▸ Set problem: Output all of the entries exactly as written.

▸ Dataset entries:

= = = = =

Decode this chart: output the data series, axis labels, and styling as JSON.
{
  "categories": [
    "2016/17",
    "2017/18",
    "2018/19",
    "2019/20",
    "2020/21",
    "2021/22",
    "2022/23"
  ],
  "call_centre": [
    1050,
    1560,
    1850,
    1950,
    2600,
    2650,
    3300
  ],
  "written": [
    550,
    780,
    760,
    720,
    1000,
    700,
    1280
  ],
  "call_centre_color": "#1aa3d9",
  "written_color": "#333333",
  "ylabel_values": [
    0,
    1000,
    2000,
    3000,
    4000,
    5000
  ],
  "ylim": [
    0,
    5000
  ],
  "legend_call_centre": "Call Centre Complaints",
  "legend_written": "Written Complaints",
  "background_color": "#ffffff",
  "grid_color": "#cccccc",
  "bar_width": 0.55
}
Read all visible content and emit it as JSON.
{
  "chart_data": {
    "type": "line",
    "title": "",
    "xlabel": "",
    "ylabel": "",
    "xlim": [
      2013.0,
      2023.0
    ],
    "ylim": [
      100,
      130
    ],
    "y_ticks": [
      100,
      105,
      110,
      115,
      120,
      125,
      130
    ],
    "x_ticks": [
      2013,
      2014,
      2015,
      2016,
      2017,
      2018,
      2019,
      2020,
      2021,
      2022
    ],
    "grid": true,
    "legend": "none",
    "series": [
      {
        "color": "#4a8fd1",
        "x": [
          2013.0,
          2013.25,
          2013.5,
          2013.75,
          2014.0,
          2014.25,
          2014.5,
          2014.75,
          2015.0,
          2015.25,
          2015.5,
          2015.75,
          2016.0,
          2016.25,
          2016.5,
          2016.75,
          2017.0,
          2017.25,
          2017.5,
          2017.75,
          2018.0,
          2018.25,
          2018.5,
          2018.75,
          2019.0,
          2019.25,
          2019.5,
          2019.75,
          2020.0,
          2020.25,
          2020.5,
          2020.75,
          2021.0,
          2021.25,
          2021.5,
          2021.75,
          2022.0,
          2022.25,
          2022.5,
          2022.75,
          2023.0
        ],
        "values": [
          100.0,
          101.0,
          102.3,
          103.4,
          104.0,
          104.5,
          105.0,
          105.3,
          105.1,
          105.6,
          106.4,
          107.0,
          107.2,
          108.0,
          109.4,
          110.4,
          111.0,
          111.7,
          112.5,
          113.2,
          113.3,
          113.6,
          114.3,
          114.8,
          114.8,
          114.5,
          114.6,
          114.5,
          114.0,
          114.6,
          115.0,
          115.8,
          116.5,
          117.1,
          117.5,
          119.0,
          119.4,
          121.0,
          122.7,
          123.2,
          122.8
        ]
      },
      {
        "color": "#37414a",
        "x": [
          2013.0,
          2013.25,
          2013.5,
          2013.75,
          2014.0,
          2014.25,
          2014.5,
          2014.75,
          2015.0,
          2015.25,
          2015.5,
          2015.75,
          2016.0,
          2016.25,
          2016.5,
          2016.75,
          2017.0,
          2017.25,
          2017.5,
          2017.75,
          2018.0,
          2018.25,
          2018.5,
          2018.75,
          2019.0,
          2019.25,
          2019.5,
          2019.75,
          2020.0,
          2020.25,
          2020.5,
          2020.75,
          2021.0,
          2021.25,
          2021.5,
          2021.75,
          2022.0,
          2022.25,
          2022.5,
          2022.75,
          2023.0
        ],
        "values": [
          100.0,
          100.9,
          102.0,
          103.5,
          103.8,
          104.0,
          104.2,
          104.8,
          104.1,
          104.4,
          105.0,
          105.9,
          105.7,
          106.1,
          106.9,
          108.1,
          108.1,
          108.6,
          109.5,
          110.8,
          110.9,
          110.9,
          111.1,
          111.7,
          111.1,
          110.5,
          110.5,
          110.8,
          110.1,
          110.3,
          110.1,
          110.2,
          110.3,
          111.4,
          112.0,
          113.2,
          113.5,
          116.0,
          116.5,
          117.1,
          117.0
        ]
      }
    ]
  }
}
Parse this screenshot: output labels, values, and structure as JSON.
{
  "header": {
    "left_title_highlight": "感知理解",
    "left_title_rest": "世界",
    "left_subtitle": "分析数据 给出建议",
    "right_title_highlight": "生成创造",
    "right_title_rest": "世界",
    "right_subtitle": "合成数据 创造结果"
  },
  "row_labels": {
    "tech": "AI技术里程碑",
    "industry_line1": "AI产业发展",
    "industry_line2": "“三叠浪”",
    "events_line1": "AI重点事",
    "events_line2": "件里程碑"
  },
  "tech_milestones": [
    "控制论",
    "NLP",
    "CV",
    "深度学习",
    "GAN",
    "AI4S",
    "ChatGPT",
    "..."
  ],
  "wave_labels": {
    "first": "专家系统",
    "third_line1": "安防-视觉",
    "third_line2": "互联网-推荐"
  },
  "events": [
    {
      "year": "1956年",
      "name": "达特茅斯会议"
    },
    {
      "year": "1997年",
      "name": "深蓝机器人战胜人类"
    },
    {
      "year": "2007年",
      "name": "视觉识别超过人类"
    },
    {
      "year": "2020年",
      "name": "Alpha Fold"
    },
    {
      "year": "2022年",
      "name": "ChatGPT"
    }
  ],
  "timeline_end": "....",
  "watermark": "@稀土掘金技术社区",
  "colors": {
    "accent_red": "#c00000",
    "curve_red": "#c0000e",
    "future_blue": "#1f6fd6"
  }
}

= = = = =

▸ Written solution:
Decode this chart: output the data series, axis labels, and styling as JSON.
{
  "categories": [
    "2016/17",
    "2017/18",
    "2018/19",
    "2019/20",
    "2020/21",
    "2021/22",
    "2022/23"
  ],
  "call_centre": [
    1050,
    1560,
    1850,
    1950,
    2600,
    2650,
    3300
  ],
  "written": [
    550,
    780,
    760,
    720,
    1000,
    700,
    1280
  ],
  "call_centre_color": "#1aa3d9",
  "written_color": "#333333",
  "ylabel_values": [
    0,
    1000,
    2000,
    3000,
    4000,
    5000
  ],
  "ylim": [
    0,
    5000
  ],
  "legend_call_centre": "Call Centre Complaints",
  "legend_written": "Written Complaints",
  "background_color": "#ffffff",
  "grid_color": "#cccccc",
  "bar_width": 0.55
}
Read all visible content and emit it as JSON.
{
  "chart_data": {
    "type": "line",
    "title": "",
    "xlabel": "",
    "ylabel": "",
    "xlim": [
      2013.0,
      2023.0
    ],
    "ylim": [
      100,
      130
    ],
    "y_ticks": [
      100,
      105,
      110,
      115,
      120,
      125,
      130
    ],
    "x_ticks": [
      2013,
      2014,
      2015,
      2016,
      2017,
      2018,
      2019,
      2020,
      2021,
      2022
    ],
    "grid": true,
    "legend": "none",
    "series": [
      {
        "color": "#4a8fd1",
        "x": [
          2013.0,
          2013.25,
          2013.5,
          2013.75,
          2014.0,
          2014.25,
          2014.5,
          2014.75,
          2015.0,
          2015.25,
          2015.5,
          2015.75,
          2016.0,
          2016.25,
          2016.5,
          2016.75,
          2017.0,
          2017.25,
          2017.5,
          2017.75,
          2018.0,
          2018.25,
          2018.5,
          2018.75,
          2019.0,
          2019.25,
          2019.5,
          2019.75,
          2020.0,
          2020.25,
          2020.5,
          2020.75,
          2021.0,
          2021.25,
          2021.5,
          2021.75,
          2022.0,
          2022.25,
          2022.5,
          2022.75,
          2023.0
        ],
        "values": [
          100.0,
          101.0,
          102.3,
          103.4,
          104.0,
          104.5,
          105.0,
          105.3,
          105.1,
          105.6,
          106.4,
          107.0,
          107.2,
          108.0,
          109.4,
          110.4,
          111.0,
          111.7,
          112.5,
          113.2,
          113.3,
          113.6,
          114.3,
          114.8,
          114.8,
          114.5,
          114.6,
          114.5,
          114.0,
          114.6,
          115.0,
          115.8,
          116.5,
          117.1,
          117.5,
          119.0,
          119.4,
          121.0,
          122.7,
          123.2,
          122.8
        ]
      },
      {
        "color": "#37414a",
        "x": [
          2013.0,
          2013.25,
          2013.5,
          2013.75,
          2014.0,
          2014.25,
          2014.5,
          2014.75,
          2015.0,
          2015.25,
          2015.5,
          2015.75,
          2016.0,
          2016.25,
          2016.5,
          2016.75,
          2017.0,
          2017.25,
          2017.5,
          2017.75,
          2018.0,
          2018.25,
          2018.5,
          2018.75,
          2019.0,
          2019.25,
          2019.5,
          2019.75,
          2020.0,
          2020.25,
          2020.5,
          2020.75,
          2021.0,
          2021.25,
          2021.5,
          2021.75,
          2022.0,
          2022.25,
          2022.5,
          2022.75,
          2023.0
        ],
        "values": [
          100.0,
          100.9,
          102.0,
          103.5,
          103.8,
          104.0,
          104.2,
          104.8,
          104.1,
          104.4,
          105.0,
          105.9,
          105.7,
          106.1,
          106.9,
          108.1,
          108.1,
          108.6,
          109.5,
          110.8,
          110.9,
          110.9,
          111.1,
          111.7,
          111.1,
          110.5,
          110.5,
          110.8,
          110.1,
          110.3,
          110.1,
          110.2,
          110.3,
          111.4,
          112.0,
          113.2,
          113.5,
          116.0,
          116.5,
          117.1,
          117.0
        ]
      }
    ]
  }
}
Parse this screenshot: output labels, values, and structure as JSON.
{
  "header": {
    "left_title_highlight": "感知理解",
    "left_title_rest": "世界",
    "left_subtitle": "分析数据 给出建议",
    "right_title_highlight": "生成创造",
    "right_title_rest": "世界",
    "right_subtitle": "合成数据 创造结果"
  },
  "row_labels": {
    "tech": "AI技术里程碑",
    "industry_line1": "AI产业发展",
    "industry_line2": "“三叠浪”",
    "events_line1": "AI重点事",
    "events_line2": "件里程碑"
  },
  "tech_milestones": [
    "控制论",
    "NLP",
    "CV",
    "深度学习",
    "GAN",
    "AI4S",
    "ChatGPT",
    "..."
  ],
  "wave_labels": {
    "first": "专家系统",
    "third_line1": "安防-视觉",
    "third_line2": "互联网-推荐"
  },
  "events": [
    {
      "year": "1956年",
      "name": "达特茅斯会议"
    },
    {
      "year": "1997年",
      "name": "深蓝机器人战胜人类"
    },
    {
      "year": "2007年",
      "name": "视觉识别超过人类"
    },
    {
      "year": "2020年",
      "name": "Alpha Fold"
    },
    {
      "year": "2022年",
      "name": "ChatGPT"
    }
  ],
  "timeline_end": "....",
  "watermark": "@稀土掘金技术社区",
  "colors": {
    "accent_red": "#c00000",
    "curve_red": "#c0000e",
    "future_blue": "#1f6fd6"
  }
}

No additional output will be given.